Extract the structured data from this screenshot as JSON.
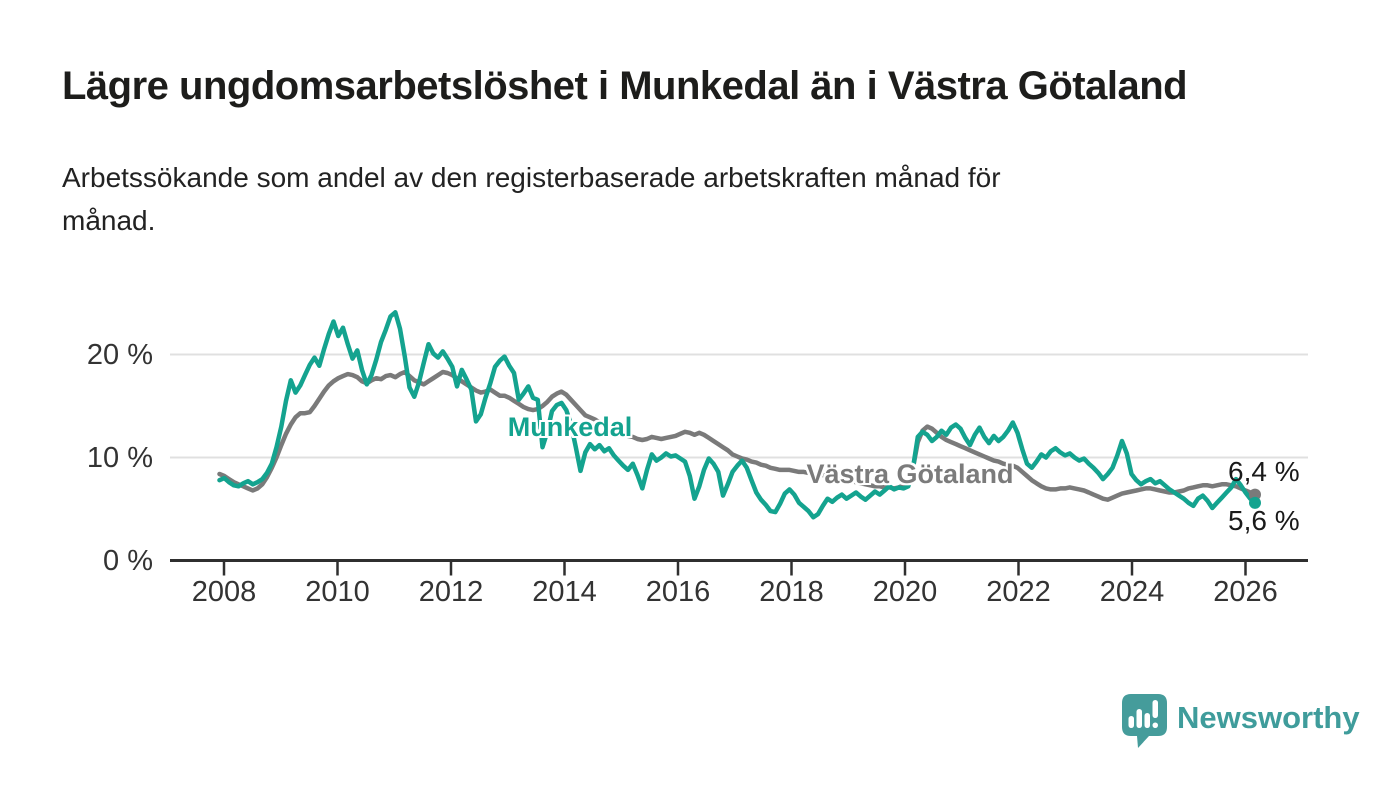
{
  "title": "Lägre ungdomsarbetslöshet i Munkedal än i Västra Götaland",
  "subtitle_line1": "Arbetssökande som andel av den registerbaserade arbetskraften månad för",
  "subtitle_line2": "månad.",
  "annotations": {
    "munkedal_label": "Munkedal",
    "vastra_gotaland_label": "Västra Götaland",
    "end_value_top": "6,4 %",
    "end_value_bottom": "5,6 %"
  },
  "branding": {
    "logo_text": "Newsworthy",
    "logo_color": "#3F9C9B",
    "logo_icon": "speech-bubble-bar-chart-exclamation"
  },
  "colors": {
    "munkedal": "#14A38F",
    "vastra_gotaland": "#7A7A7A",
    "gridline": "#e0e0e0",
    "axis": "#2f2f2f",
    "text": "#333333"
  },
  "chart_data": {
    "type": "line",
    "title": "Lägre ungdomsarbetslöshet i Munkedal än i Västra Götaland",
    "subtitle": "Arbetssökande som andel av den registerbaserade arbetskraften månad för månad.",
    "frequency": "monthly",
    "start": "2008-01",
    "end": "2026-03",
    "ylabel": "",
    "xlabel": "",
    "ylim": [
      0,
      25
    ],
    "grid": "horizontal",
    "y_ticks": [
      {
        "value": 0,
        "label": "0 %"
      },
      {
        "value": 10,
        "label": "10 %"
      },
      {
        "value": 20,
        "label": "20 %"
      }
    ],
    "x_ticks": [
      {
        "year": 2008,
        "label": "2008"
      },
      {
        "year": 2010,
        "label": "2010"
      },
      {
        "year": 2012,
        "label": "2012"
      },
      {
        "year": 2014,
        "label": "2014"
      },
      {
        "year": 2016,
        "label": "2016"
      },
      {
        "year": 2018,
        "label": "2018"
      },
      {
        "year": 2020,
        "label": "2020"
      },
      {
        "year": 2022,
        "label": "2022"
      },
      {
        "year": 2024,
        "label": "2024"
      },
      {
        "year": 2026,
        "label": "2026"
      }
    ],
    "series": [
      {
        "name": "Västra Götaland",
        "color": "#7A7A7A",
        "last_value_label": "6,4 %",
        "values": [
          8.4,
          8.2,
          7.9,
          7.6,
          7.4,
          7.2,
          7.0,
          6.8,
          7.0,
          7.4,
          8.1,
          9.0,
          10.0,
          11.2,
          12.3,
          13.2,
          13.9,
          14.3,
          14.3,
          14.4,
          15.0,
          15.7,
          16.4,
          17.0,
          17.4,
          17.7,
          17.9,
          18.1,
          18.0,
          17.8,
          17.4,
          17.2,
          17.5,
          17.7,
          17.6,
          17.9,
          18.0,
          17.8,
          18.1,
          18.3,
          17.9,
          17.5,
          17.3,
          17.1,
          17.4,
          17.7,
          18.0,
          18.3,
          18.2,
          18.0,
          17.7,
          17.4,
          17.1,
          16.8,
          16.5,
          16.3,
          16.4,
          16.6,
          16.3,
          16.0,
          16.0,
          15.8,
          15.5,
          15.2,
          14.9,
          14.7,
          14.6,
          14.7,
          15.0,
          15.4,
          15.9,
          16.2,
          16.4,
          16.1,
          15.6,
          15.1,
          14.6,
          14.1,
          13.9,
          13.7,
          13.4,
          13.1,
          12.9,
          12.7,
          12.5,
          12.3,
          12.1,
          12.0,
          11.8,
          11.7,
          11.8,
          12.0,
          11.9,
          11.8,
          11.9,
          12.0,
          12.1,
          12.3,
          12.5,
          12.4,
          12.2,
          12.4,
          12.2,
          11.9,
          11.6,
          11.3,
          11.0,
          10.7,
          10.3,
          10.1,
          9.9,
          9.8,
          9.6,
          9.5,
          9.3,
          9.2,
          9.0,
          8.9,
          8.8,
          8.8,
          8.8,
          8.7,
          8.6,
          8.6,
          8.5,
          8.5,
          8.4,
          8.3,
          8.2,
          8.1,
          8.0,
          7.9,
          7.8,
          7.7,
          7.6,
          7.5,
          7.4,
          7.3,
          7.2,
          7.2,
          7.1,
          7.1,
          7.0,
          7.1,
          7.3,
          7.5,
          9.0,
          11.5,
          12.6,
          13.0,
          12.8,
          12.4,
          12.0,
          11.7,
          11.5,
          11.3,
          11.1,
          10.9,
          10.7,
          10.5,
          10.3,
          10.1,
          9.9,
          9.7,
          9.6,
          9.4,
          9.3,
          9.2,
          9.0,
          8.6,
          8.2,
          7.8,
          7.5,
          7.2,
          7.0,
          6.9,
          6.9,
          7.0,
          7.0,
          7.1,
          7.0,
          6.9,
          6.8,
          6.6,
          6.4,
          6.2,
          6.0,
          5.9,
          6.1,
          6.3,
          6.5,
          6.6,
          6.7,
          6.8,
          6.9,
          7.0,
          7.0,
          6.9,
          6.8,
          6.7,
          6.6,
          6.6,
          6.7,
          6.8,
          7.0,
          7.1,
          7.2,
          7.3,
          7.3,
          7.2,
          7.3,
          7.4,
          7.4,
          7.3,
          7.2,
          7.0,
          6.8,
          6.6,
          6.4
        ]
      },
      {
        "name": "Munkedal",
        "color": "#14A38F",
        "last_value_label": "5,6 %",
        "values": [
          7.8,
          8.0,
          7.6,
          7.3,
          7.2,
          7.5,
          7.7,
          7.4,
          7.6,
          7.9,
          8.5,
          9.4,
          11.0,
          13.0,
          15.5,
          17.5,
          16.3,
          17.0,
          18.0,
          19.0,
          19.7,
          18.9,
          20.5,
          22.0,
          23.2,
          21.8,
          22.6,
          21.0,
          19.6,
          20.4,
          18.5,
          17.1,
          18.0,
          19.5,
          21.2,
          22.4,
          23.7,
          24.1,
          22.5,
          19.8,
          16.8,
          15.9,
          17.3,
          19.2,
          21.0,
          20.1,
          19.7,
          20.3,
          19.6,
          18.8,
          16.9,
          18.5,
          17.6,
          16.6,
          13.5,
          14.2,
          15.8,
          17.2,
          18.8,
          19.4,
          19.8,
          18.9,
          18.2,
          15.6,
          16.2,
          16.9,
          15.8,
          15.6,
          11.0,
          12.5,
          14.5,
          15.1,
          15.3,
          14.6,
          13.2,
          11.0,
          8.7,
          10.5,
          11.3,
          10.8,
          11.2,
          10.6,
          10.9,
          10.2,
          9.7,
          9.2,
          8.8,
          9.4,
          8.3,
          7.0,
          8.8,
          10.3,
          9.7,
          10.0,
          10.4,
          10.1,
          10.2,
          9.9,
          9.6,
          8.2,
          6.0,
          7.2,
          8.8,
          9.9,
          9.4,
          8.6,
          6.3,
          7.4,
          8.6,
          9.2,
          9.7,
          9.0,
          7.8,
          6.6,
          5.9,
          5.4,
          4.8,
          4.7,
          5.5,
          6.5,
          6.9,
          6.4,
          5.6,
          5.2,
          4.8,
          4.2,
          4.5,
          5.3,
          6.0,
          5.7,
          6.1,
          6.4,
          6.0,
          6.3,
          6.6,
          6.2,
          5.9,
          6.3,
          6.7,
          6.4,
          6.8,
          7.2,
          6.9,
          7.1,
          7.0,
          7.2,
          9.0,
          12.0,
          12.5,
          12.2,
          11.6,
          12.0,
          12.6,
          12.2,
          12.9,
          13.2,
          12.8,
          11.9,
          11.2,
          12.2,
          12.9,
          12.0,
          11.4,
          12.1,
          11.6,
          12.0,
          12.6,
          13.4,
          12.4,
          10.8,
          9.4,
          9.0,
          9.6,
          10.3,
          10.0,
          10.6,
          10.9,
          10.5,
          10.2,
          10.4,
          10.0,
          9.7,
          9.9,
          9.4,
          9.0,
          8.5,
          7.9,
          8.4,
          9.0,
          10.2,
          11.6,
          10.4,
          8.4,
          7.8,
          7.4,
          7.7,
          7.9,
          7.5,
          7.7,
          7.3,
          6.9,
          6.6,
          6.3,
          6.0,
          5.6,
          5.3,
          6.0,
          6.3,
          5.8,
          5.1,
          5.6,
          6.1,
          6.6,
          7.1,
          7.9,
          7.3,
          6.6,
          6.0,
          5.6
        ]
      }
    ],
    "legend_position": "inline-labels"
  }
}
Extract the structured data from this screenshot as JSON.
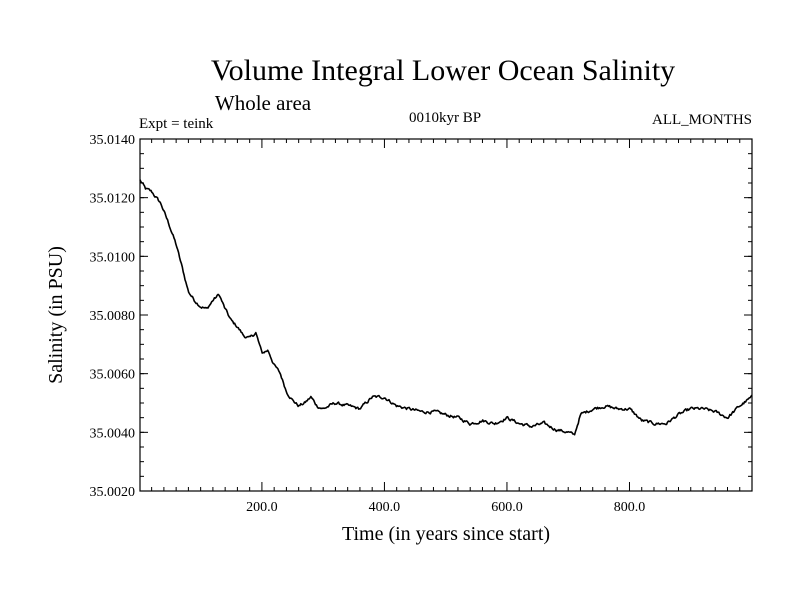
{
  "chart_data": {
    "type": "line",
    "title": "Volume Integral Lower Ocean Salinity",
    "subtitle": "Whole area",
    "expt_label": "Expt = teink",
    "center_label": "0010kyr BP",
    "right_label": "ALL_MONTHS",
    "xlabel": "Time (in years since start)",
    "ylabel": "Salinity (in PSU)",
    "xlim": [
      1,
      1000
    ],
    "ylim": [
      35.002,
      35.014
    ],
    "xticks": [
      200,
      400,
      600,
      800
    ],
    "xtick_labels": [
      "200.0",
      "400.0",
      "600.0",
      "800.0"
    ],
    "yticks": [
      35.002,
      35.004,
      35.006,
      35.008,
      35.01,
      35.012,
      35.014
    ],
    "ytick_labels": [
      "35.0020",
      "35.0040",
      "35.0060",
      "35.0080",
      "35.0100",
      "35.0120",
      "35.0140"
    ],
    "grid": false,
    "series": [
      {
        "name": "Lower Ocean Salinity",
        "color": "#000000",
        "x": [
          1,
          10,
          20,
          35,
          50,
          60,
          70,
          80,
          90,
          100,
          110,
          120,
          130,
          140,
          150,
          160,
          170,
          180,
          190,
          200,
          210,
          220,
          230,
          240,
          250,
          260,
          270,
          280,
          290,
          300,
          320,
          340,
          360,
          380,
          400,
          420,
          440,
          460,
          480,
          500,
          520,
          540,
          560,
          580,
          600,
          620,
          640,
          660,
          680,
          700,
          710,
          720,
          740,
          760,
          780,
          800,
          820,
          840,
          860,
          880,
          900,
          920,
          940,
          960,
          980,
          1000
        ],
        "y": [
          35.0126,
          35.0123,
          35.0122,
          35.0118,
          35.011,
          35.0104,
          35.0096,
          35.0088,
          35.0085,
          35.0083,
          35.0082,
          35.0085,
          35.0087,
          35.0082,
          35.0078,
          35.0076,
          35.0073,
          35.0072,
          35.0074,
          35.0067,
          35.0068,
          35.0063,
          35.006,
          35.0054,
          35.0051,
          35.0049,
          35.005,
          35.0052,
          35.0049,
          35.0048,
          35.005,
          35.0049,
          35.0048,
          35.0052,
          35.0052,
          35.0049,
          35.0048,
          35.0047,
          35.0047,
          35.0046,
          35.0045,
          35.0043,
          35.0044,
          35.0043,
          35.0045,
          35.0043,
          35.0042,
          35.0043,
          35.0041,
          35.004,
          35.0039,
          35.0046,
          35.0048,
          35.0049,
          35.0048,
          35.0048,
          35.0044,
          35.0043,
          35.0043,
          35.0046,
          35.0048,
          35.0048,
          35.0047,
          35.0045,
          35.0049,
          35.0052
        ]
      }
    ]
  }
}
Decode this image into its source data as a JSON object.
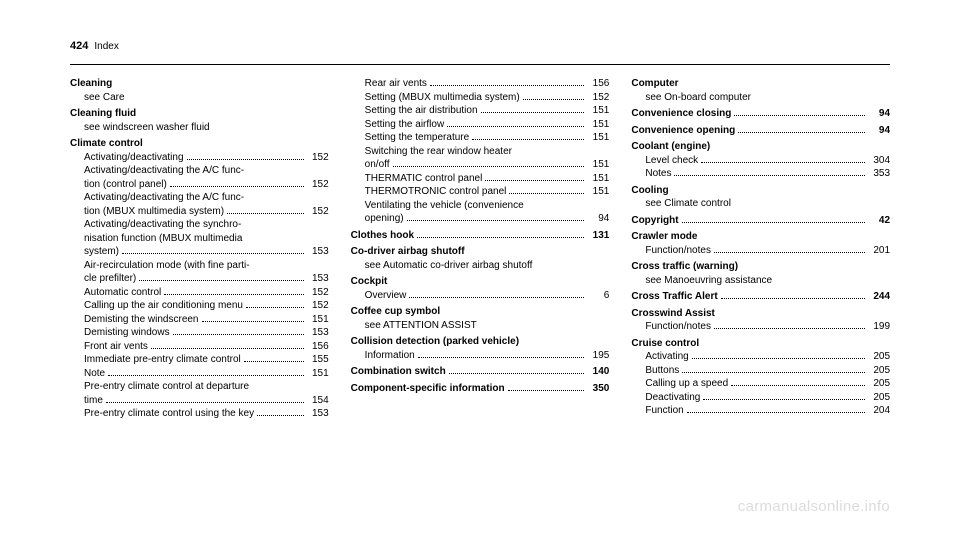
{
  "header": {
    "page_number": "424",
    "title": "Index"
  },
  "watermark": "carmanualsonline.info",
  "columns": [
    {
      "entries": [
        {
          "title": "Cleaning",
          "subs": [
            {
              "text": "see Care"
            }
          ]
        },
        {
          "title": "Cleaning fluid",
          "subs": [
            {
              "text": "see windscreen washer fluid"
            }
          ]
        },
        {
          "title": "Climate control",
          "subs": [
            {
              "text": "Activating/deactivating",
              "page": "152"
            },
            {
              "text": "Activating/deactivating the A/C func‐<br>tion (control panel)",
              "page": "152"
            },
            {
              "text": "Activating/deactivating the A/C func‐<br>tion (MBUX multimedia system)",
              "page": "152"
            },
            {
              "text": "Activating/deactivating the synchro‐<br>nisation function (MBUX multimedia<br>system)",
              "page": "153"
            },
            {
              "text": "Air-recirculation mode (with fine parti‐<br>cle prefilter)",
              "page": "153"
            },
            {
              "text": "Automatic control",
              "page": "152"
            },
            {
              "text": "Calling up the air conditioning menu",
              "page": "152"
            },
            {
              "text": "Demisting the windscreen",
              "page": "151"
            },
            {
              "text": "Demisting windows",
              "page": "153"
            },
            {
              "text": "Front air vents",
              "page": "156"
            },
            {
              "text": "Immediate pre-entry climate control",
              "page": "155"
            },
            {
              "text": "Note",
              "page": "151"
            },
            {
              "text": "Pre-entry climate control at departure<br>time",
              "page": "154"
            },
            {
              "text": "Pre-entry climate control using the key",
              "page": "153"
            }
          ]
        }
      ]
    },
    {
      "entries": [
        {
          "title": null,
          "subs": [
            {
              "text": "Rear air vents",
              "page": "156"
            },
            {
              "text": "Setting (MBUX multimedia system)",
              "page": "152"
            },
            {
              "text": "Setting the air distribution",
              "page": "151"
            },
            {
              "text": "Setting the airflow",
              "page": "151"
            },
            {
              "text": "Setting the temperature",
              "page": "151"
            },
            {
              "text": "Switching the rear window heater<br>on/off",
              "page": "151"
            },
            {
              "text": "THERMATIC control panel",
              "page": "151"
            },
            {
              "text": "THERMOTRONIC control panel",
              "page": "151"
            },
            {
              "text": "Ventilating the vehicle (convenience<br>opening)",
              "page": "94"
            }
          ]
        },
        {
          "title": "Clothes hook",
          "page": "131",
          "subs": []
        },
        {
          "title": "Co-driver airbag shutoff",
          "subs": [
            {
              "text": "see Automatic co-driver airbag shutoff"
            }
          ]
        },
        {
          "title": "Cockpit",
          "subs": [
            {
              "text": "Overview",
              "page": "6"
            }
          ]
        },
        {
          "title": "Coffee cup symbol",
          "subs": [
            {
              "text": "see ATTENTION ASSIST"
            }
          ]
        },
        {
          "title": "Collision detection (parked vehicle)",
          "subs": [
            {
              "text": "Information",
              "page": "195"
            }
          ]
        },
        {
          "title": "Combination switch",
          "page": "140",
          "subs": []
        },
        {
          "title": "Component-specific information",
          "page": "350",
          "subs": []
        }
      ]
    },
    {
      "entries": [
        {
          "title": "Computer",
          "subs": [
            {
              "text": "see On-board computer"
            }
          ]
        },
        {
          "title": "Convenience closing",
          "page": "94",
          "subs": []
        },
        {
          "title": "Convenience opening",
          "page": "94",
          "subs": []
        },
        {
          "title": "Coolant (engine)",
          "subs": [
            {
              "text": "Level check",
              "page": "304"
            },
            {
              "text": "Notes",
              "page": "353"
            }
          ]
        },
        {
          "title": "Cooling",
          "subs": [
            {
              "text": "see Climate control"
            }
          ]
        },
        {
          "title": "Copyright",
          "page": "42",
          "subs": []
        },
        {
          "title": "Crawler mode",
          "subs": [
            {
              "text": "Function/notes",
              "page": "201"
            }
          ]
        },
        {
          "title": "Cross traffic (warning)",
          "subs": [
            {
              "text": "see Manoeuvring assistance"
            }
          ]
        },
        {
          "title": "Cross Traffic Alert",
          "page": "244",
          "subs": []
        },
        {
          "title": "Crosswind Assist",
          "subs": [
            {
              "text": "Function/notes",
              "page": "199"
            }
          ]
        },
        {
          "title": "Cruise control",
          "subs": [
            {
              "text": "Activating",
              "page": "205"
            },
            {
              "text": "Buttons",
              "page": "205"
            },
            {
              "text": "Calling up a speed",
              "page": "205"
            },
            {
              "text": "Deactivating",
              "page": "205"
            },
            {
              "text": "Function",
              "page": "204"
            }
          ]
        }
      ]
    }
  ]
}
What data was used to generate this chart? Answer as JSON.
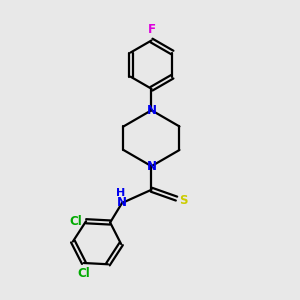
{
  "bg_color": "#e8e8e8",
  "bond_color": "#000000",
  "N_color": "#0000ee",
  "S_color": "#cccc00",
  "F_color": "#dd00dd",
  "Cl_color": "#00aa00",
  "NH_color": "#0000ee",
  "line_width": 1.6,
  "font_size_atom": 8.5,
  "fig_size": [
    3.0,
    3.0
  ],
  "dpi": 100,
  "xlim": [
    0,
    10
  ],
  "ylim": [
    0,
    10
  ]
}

*-*-*

### What is being asked
In the material above, find the lines that contain "opening" and show them.

### Correct answer
              "text": "Ventilating the vehicle (convenience<br>opening)",
          "title": "Convenience opening",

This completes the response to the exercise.